→ PROBLEM DETAILS
Write out each line from the data below that includes the word "this".

(Data entries)
::::

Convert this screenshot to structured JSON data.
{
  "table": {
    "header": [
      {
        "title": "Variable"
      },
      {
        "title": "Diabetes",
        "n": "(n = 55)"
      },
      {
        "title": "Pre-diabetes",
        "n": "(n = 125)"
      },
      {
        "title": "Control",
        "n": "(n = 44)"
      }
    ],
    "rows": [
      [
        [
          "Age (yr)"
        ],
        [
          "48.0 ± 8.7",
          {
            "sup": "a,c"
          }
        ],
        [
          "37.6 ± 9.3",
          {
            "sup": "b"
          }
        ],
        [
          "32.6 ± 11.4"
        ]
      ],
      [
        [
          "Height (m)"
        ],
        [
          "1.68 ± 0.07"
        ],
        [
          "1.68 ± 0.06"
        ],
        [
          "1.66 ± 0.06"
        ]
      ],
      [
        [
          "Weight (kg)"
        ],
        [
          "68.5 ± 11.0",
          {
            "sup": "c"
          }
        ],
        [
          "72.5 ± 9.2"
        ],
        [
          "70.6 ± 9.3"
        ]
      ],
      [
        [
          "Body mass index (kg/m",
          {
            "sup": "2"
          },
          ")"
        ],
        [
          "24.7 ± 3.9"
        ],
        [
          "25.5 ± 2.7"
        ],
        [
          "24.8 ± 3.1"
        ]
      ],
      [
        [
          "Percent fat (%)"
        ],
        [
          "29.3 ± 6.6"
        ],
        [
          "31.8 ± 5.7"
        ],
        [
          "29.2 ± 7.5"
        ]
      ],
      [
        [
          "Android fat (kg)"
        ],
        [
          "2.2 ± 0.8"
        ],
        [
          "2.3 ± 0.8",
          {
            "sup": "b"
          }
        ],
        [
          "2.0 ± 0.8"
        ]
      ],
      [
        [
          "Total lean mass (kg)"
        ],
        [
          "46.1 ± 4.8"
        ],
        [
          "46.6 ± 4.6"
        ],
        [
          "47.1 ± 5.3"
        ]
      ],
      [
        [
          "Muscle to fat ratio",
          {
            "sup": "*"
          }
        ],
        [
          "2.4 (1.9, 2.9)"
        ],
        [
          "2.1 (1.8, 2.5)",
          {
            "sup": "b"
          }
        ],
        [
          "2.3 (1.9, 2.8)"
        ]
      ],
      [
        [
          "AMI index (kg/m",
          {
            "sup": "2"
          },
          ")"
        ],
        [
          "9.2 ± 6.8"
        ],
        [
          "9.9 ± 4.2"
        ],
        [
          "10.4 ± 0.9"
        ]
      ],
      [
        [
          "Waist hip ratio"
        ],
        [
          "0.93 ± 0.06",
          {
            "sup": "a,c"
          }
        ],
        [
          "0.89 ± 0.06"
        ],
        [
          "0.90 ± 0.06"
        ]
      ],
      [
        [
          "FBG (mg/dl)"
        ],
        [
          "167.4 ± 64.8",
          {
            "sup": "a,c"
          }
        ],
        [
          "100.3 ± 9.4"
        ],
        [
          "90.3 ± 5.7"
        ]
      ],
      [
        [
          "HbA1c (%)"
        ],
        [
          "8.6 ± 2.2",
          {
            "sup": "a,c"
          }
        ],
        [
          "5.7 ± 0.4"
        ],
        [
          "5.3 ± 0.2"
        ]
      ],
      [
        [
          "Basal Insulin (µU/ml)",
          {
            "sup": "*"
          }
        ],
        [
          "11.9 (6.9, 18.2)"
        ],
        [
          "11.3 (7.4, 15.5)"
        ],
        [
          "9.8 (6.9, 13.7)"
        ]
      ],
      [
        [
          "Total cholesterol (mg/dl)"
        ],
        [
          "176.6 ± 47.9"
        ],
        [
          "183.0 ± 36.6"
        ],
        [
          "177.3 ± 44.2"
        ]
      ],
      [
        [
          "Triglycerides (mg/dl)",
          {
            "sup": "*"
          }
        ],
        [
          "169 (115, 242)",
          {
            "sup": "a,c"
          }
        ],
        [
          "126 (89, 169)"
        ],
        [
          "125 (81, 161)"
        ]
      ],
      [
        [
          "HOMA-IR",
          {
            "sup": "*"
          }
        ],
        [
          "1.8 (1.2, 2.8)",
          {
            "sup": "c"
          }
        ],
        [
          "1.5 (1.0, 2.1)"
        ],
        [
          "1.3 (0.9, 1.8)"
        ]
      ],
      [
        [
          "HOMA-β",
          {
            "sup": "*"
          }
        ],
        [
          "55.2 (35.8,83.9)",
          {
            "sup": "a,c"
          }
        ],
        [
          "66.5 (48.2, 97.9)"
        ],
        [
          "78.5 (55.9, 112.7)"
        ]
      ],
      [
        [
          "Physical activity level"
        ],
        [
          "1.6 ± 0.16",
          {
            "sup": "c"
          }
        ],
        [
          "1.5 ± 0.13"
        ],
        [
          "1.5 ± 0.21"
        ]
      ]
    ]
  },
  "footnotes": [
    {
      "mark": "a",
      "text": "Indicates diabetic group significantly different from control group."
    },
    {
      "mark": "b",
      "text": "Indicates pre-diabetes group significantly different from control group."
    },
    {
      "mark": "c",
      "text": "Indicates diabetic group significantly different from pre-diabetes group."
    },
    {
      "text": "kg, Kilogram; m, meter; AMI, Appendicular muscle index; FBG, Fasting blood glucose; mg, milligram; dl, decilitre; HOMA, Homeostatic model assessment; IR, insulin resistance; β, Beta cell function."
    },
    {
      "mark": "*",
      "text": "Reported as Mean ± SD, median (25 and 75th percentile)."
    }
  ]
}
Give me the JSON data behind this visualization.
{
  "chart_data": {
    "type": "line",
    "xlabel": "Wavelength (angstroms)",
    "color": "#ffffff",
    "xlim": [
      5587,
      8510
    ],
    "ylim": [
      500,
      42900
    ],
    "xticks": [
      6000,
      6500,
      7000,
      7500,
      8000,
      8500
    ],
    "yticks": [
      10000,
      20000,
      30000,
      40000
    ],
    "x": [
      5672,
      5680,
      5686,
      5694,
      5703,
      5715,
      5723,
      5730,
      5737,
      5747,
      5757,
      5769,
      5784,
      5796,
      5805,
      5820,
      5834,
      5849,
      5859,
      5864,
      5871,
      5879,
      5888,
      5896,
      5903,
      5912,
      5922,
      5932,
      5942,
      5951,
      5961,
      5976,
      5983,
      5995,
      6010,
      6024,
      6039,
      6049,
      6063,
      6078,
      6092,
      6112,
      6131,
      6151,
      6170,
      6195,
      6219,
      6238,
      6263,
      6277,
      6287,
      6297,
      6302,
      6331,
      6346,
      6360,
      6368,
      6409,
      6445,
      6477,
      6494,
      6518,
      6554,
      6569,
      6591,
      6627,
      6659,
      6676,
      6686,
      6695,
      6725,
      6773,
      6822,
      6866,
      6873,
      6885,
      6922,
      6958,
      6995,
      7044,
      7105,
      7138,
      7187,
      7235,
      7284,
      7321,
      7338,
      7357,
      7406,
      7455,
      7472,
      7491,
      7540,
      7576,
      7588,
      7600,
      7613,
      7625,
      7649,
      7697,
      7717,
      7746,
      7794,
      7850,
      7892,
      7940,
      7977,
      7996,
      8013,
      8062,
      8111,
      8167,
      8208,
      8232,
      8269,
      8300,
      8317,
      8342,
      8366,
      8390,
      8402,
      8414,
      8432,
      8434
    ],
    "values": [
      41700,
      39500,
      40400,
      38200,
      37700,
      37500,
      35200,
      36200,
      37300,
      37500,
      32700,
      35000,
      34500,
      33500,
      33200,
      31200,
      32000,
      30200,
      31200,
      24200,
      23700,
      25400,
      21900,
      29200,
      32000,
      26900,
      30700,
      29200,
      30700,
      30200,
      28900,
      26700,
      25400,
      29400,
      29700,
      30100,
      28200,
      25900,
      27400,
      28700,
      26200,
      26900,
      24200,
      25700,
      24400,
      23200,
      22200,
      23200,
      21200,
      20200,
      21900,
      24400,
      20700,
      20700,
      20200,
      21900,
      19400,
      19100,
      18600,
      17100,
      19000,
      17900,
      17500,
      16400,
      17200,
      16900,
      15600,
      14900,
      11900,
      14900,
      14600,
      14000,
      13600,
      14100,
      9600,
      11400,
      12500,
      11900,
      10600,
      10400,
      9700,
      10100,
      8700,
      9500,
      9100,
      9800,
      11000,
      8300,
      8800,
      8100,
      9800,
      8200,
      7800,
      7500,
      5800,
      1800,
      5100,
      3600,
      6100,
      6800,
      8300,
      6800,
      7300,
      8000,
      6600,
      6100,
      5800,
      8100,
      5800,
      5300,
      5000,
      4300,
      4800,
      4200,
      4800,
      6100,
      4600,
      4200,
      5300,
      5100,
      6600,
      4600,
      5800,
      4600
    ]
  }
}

::::

→ CORRECT ANSWER
Convert this screenshot to structured JSON data.
Give me the JSON data behind this visualization.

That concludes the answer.